TASK DATA:
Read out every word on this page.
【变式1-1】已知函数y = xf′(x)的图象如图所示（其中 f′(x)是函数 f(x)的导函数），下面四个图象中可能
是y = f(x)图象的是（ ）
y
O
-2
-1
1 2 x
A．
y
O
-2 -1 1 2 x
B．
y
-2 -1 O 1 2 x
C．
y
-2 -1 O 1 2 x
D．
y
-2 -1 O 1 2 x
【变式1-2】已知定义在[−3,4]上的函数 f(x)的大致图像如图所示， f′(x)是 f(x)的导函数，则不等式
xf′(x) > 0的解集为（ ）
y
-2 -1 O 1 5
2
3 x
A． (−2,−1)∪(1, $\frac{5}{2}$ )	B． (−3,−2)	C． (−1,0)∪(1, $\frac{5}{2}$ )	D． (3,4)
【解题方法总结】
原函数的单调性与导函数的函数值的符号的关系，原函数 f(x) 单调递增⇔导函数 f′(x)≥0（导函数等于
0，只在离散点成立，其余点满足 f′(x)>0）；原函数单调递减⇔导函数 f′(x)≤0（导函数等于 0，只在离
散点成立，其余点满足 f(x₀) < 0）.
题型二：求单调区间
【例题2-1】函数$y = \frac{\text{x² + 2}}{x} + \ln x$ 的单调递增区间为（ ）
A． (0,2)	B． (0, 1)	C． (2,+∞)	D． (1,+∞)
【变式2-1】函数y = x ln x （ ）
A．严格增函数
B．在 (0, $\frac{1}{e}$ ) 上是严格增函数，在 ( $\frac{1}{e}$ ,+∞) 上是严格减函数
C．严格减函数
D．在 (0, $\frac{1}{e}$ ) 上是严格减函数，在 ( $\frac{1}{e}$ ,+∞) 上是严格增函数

PROBLEM TO WORK ON: Gather each line from the listing above that holds "上是严格减函数".

FULL ANSWER:
B．在 (0, $\frac{1}{e}$ ) 上是严格增函数，在 ( $\frac{1}{e}$ ,+∞) 上是严格减函数
D．在 (0, $\frac{1}{e}$ ) 上是严格减函数，在 ( $\frac{1}{e}$ ,+∞) 上是严格增函数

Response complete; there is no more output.